La réédition de Grimm a été entreprise par Ulla Kölving, sous l’égide du Centre international d’étude du xviiie siècle de Ferney-Voltaire, au rythme d’un volume par année de correspondance. Le tome I est paru en 2006. Les suivants sortent à une cadence régulière[10], laissant espérer dans un avenir proche la fin de cette réédition marquée au coin d’une impeccable érudition.

De son côté, le professeur Jochen Schlobach, à la tête d’une équipe d’étudiants et chercheurs de l’Université de la Sarre, a mené une campagne de prospection systématique dans les bibliothèques et fonds d’archives européens, essentiellement allemands, où des collections avaient chance d’avoir été préservées. Ses fructueuses découvertes ont donné matière à un ouvrage en forme de bilan provisoire[11]. Il y était fait état d’une quarantaine de correspondances, dont une quinzaine étaient plus précisément présentées sous forme de fiches signalétiques détaillées.

Ce ne pouvait être qu’une étape. La publication des plus importantes devait suivre dans une collection dont l’ouvrage-bilan formait le premier numéro[12]. Déjà plusieurs volumes avaient paru quand l’entreprise parut menacée par la disparition prématurée et brutale de Jochen Schlobach, maître d’oeuvre du projet. Après une période de légitime désarroi, il fut décidé de reprendre le flambeau et de poursuivre au moins les séries dont un tome avait déjà paru[13]. La collection est forte désormais d’une dizaine de volumes et les divers ensembles sont en bonne voie d’achèvement. Tous seront, espérons-le, dans un avenir pas trop lointain complétés et achevés[14].

Problèmes de frontières

En parallèle au futur travail d’édition, s’était exprimé, lors du colloque de Sarrebruck, le souci d’y voir plus clair sur le plan épistémologique, de mieux cerner cette masse d’écrits ainsi redécouverts, dont les frontières paraissaient floues. En un mot, comment convenait-il de définir la « correspondance littéraire » par rapport à la lettre d’information érudite pratiquée par les savants humanistes et leurs successeurs? Pouvait-on l’identifier au journal littéraire, genre en pleine extension tout au long de l’époque moderne? Et qu’en était-il des nouvelles à la main, qui connaissaient au même moment un identique processus d’exhumation, au sortir d’une période de presque complet désintérêt? Y répondre parut un indispensable préalable. Preuve en fut fournie dans le premier volume de la nouvelle collection, qui s’assigna pour tâche, en la confrontant aux trois formes soeurs, de proposer une définition de la correspondance littéraire[15].

━━━━━━━━━━━━━━━━━━━━━━━━━━━━━━

Poursuivez l'extrait sur les correspondances littéraires en reprenant juste après sa dernière phrase. Les lignes qui viennent ensuite sont un contenu à part, distinct de l'extrait.

Données fournies:
━━━━━━━━━━━━━━━━━━━━━━━━━━━━━━

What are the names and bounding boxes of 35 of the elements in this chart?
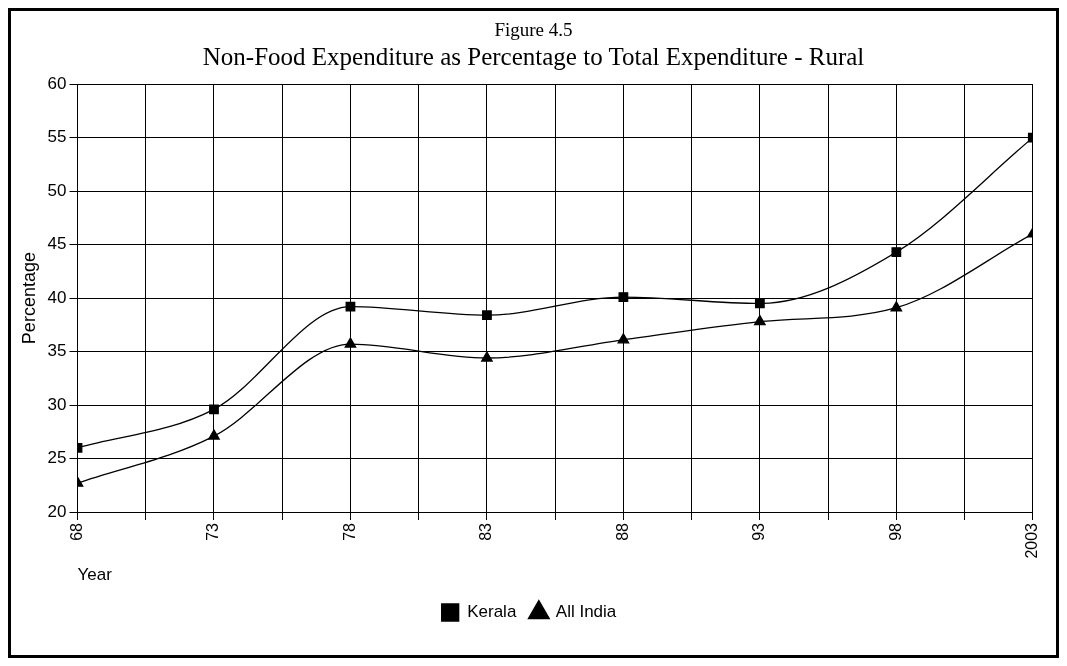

━━━━━━━━━━━━━━━━━━━━━━━━━━━━━━

Réponse:
La lettre érudite, souvent aussi dite « correspondance littéraire »

Que le même terme ait pu servir pour désigner deux formes concurrentes est déjà significatif de leur proximité. De fait, à un regard superficiel, les ressemblances semblent l’emporter : même support manuscrit, même relation d’un individu à un autre prenant la forme d’une correspondance privée. Dans les deux cas, les liens personnels, l’affectif, sont réduits au minimum, voire n’apparaissent pas du tout. C’est bien de la pure information qui circule. L’un sait, l’autre veut savoir.

Mais l’échange n’est pas de même nature. Dans le cas de la forme moderne de la correspondance littéraire, c’est toujours le même qui envoie l’information; l’autre au mieux accuse réception, et plus souvent reste muet, ne témoignant sa satisfaction que par le seul fait qu’il ne met pas un terme au flot continu des nouvelles qu’il reçoit à intervalles réguliers. Même si le contenu de l’échange est à peu près le même dans les deux cas de figure : en gros, pour paraphraser un titre célèbre, ce sont des nouvelles de la République des lettres[16]. Mais, dans la forme ancienne, l’échange se fait entre individus le plus souvent de même niveau social, de même formation, partageant les mêmes centres d’intérêt. L’échange y est réel, la réciprocité assurée.

Dans le nouveau cas de figure, pour que l’équilibre soit maintenu et que les deux parties prenantes s’estiment satisfaites, il faut, de toute nécessité, que l’argent rétablisse la balance. L’information, qui autrefois était pur don, devient une marchandise qui se distribue moyennant juste rétribution. L’activité, autrefois non monétisée, relève désormais de la sphère marchande.

Le journal

Plus spécifiquement le journal littéraire, qui pullule au xviiie siècle, l’emportant quantitativement de très loin sur les autres formes de périodiques spécialisés, traitant par exemple de l’actualité de la science ou de la mode. Il n’est devancé que par le journalisme politique qui, sous forme de gazettes ou de mercures, occupe certes de loin la première place.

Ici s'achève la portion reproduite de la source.